[Required task]: Among the lines below, how many carry the string "objeto"? Reply with a number and nothing else.

-- Start of Data in this exercise --

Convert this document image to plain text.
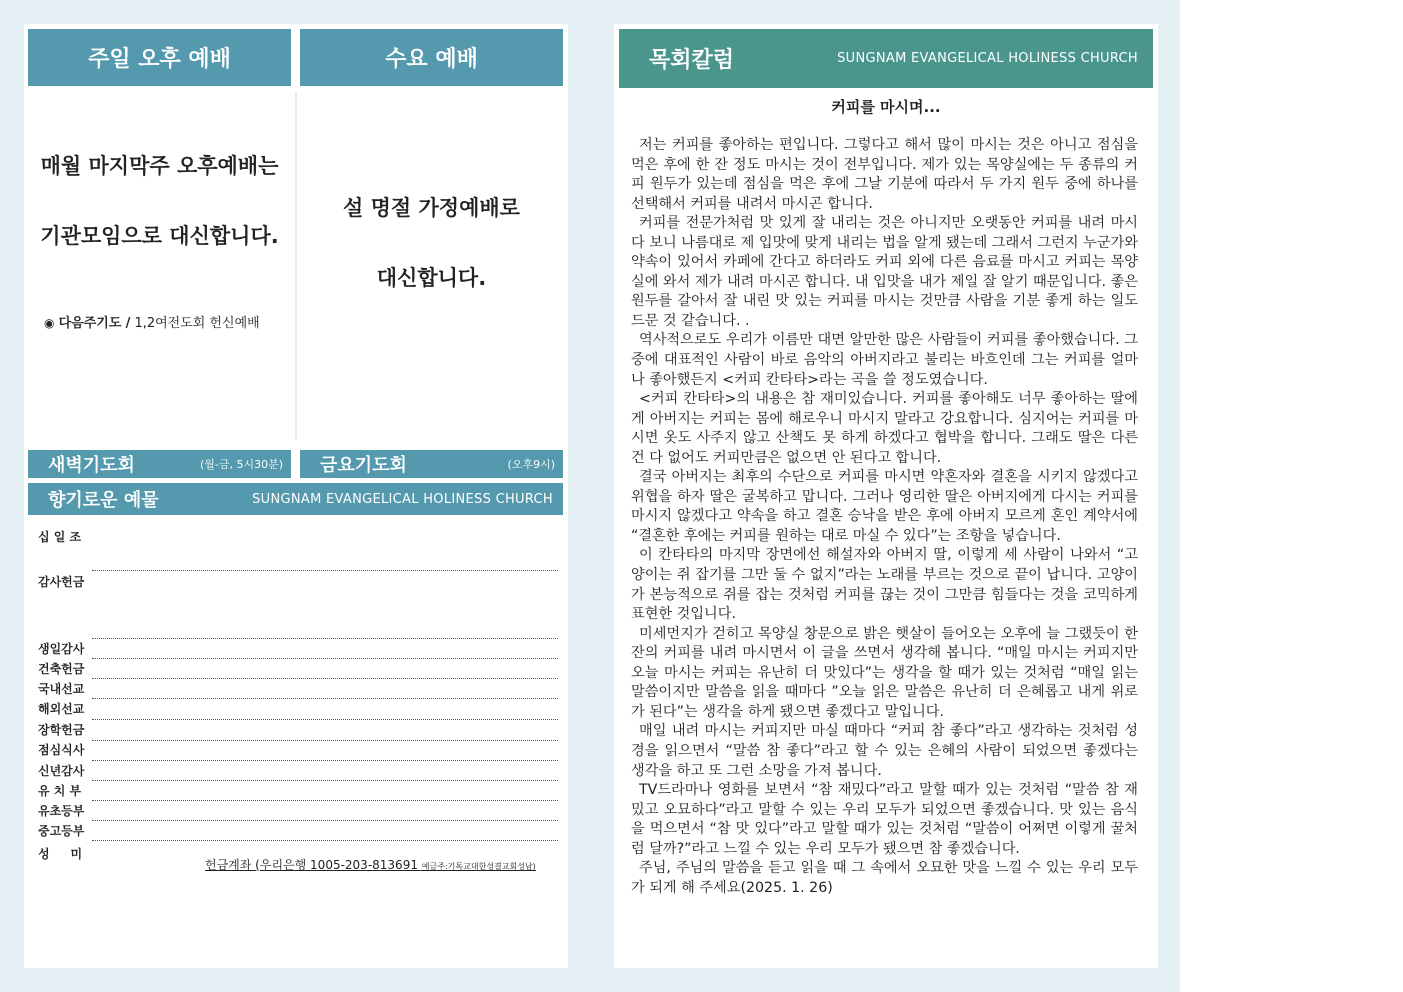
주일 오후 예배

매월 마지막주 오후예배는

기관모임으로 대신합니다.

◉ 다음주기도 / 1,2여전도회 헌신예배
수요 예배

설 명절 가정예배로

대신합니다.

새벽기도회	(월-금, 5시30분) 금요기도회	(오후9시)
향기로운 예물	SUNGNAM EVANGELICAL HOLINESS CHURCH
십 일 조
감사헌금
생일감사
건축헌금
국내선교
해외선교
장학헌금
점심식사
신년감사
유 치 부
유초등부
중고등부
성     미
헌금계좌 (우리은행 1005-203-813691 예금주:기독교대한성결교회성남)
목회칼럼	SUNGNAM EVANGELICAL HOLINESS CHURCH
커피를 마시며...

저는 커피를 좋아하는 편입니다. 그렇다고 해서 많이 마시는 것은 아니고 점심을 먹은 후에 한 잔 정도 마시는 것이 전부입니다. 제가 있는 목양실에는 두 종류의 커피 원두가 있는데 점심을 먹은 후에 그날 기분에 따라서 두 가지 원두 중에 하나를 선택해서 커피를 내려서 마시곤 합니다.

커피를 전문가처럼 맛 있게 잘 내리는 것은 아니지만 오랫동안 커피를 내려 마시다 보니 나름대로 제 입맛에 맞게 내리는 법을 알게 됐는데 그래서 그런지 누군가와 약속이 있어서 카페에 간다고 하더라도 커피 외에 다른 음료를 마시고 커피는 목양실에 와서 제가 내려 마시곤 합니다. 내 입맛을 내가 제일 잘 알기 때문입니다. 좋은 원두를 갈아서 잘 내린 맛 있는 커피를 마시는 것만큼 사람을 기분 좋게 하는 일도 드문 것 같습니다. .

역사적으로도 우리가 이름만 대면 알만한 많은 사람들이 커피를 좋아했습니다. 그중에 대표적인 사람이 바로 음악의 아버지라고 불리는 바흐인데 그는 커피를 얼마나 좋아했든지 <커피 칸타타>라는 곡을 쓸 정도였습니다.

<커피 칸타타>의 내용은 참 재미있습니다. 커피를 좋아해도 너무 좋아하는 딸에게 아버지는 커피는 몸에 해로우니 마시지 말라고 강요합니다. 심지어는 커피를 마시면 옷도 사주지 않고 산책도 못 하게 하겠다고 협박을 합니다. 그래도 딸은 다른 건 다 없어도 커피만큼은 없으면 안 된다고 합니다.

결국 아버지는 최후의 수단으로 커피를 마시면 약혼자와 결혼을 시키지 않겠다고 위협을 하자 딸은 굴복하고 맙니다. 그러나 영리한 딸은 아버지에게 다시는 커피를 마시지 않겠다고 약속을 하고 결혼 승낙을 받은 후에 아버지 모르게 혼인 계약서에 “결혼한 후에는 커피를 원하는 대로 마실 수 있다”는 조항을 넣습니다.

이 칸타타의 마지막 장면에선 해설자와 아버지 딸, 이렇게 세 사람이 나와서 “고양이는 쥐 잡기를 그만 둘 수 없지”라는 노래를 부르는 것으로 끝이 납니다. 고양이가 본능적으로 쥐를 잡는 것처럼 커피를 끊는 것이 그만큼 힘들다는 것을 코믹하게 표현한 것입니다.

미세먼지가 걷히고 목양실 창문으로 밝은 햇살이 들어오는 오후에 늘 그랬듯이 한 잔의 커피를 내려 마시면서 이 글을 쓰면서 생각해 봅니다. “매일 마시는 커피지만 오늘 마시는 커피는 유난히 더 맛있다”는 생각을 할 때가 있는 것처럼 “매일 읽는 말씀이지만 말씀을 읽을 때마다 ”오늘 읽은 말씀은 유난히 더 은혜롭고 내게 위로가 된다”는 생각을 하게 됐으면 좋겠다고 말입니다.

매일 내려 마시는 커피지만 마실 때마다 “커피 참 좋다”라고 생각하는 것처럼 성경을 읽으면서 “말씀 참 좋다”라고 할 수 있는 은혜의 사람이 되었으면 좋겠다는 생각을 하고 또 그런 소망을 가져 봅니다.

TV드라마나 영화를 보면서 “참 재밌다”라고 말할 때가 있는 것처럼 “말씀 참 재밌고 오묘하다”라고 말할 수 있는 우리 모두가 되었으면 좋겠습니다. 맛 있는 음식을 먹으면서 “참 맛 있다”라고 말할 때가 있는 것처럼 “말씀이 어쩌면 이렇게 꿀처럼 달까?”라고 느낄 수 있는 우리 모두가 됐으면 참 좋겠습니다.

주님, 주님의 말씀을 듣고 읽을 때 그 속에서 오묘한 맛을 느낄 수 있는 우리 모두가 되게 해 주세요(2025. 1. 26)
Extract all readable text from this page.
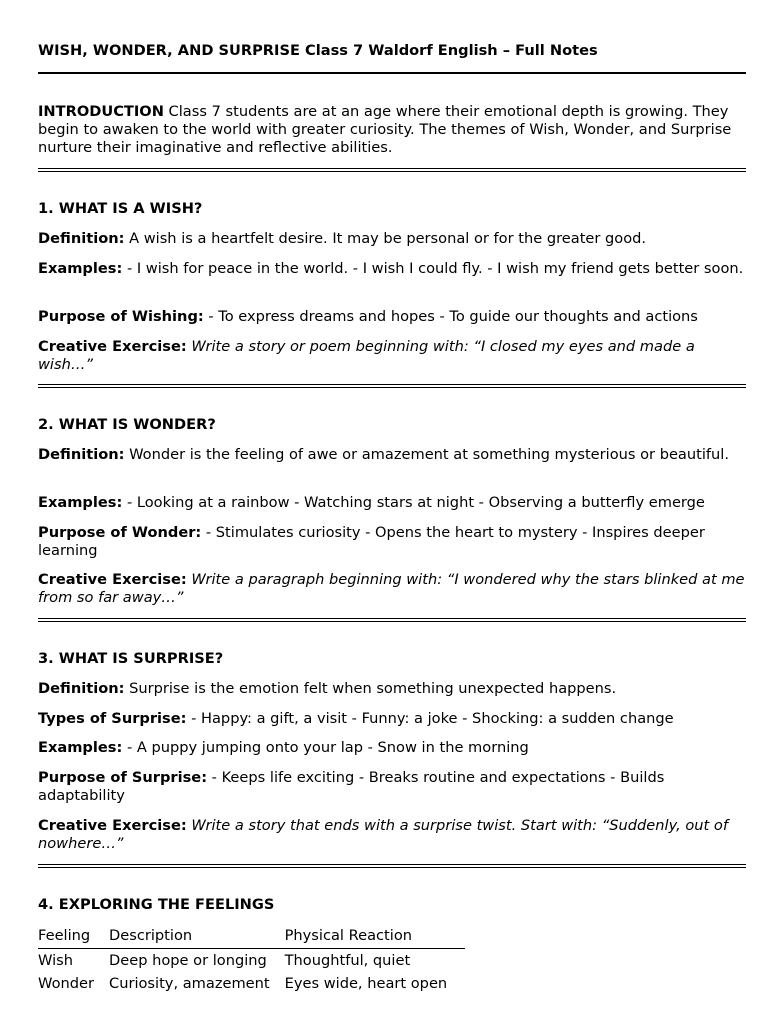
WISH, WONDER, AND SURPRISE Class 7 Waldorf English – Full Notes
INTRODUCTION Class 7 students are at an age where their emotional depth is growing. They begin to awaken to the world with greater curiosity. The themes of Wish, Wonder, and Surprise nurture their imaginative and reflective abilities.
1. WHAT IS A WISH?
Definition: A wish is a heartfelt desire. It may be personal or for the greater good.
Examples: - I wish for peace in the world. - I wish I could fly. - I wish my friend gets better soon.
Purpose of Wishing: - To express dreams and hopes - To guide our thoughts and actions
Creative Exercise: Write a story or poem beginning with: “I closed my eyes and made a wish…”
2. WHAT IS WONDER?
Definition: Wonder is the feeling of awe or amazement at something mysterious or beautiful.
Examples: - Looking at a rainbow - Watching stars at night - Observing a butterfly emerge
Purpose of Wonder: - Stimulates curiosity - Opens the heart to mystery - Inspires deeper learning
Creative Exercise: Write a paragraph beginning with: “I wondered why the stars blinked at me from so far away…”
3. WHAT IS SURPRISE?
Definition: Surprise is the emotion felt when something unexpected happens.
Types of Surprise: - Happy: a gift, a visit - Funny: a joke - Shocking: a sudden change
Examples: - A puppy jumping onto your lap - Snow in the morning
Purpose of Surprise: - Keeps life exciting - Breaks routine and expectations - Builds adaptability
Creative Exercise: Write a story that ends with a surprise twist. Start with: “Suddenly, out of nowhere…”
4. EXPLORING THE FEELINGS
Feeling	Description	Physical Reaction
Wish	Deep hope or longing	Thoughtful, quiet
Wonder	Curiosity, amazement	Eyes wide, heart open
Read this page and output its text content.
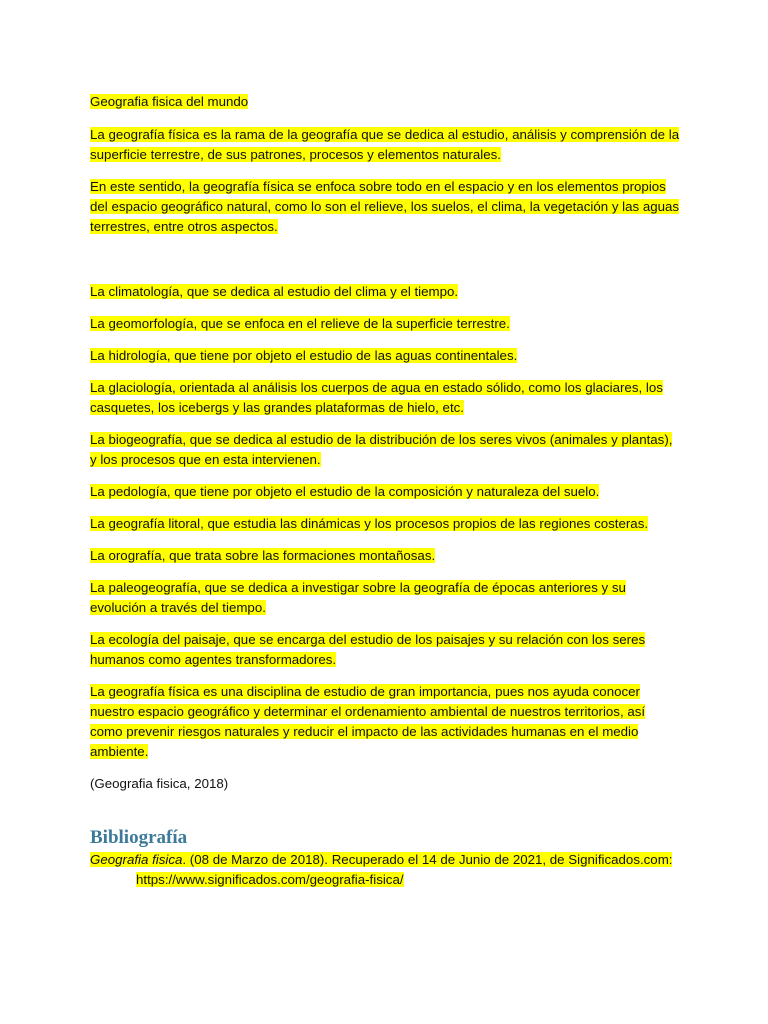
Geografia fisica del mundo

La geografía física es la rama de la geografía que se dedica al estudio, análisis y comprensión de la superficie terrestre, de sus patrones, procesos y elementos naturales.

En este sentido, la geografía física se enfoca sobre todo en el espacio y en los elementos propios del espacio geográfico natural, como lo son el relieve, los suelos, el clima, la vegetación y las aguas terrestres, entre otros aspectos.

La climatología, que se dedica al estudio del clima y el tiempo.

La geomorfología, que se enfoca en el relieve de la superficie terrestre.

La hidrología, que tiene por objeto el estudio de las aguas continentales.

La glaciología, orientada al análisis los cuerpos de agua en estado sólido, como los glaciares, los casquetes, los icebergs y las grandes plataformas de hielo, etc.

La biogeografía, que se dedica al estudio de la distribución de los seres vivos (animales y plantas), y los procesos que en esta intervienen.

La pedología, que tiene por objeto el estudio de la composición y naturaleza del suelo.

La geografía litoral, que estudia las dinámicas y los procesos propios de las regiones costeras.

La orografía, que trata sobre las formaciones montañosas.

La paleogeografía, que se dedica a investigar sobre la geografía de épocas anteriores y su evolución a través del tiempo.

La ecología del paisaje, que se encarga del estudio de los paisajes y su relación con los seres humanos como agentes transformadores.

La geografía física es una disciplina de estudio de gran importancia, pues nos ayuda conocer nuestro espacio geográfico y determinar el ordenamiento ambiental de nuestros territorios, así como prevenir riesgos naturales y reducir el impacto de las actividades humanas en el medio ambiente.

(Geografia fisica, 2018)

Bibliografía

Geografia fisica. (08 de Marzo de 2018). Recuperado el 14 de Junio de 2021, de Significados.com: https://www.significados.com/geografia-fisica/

-- End of Data in this exercise --

[Result of this exercise]: 2